* [PAGE TEXT]

- First tankōbon volume cover

かごめかごめ
- Written by: Toshiki Yui
- Published by: Shueisha
- Magazine: Ultra Jump
- Original run: May 20, 1999 – June 19, 2001
- Volumes: 3 (List of volumes)

= Kagome Kagome (manga) =

Japanese manga series by Toshiki Yui

Kagome Kagome (かごめかごめ) (Note: The title refers to bird-in-the-cage, a game in which a blindfolded child sits in a spinning circle of children and guesses the person behind them.) is a Japanese manga series written and illustrated by Toshiki Yui. It was serialized in Shueisha's seinen manga magazine Ultra Jump from May 1999 to June 2001, with its chapters collected in three tankōbon volumes.

==Publication==
Written and illustrated by Toshiki Yui, Kagome Kagome was serialized in Shueisha's seinen manga magazine Ultra Jump from May 20, 1999, (Note: It started in the 30th issue of the magazine, released on May 20, 1999.) to June 19, 2001. (Note: It finished in the magazine's July 2001 issue, released on June 21 of that same year.) Shueisha collected its chapters in three tankōbon volumes, released from February 18, 2002, to September 19, 2001.

The series was digitally published in English by JManga in 2011. It was also licensed in France, Italy, and Germany by Panini Comics.

* [DATASET ENTRIES]
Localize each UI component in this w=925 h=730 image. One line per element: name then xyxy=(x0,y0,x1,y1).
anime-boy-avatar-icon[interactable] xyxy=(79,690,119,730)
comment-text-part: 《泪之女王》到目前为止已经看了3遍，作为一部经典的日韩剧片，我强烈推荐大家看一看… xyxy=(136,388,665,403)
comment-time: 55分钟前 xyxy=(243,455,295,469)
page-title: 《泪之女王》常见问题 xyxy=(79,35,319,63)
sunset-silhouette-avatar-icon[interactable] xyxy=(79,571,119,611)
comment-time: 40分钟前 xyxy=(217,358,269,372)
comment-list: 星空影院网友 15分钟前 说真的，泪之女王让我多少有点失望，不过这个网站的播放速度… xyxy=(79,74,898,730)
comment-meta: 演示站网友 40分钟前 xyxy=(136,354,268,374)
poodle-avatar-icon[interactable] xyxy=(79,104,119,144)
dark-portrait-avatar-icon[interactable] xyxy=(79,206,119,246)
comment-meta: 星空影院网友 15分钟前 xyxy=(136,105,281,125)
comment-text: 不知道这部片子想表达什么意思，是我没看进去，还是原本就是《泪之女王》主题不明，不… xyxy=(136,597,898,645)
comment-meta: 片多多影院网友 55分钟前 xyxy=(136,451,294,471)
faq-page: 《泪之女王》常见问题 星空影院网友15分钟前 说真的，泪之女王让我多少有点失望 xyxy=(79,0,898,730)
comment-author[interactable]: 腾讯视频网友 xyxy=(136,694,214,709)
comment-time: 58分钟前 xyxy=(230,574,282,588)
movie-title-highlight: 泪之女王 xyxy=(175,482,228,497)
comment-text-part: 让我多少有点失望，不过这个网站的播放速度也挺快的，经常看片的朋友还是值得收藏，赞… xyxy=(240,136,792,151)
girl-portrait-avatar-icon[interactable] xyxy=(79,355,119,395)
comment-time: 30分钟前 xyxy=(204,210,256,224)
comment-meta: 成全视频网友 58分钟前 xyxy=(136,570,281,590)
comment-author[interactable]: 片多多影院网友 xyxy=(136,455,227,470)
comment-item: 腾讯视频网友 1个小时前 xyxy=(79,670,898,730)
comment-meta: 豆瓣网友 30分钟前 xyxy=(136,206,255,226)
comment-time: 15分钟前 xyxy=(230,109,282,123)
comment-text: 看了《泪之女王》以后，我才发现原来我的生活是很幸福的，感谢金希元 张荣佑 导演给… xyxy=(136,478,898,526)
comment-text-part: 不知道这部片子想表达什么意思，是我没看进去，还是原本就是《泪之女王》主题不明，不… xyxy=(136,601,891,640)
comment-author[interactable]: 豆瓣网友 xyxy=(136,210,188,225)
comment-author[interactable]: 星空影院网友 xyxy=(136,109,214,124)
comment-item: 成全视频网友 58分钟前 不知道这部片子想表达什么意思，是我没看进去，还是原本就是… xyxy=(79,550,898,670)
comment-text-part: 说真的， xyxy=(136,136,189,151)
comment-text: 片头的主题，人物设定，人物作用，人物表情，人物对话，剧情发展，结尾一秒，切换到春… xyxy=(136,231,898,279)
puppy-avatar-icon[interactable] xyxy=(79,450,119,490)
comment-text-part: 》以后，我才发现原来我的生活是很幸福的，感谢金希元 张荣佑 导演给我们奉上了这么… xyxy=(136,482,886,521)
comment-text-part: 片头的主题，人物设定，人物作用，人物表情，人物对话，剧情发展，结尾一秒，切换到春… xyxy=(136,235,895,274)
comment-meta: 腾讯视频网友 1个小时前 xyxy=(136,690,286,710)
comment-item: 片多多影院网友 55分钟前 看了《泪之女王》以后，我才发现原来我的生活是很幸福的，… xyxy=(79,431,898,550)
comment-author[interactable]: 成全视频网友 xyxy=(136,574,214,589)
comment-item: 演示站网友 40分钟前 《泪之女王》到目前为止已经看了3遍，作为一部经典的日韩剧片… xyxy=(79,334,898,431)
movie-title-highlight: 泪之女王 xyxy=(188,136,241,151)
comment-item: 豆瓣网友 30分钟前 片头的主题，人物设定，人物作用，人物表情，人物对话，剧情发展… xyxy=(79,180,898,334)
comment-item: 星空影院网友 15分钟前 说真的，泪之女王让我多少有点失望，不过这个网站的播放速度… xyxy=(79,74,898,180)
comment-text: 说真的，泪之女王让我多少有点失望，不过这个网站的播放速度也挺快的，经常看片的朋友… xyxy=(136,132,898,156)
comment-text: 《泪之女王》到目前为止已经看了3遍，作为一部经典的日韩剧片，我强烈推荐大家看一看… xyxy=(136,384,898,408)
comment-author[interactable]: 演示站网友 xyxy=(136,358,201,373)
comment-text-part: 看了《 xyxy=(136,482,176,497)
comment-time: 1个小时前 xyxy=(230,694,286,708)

* [AIM OF THE TASK] According to the Kagome Kagome page, which company licensed the series in France, Italy, and Germany? The records are separate material and have nothing to do with the text.

* [ANSWER SECTION] Panini Comics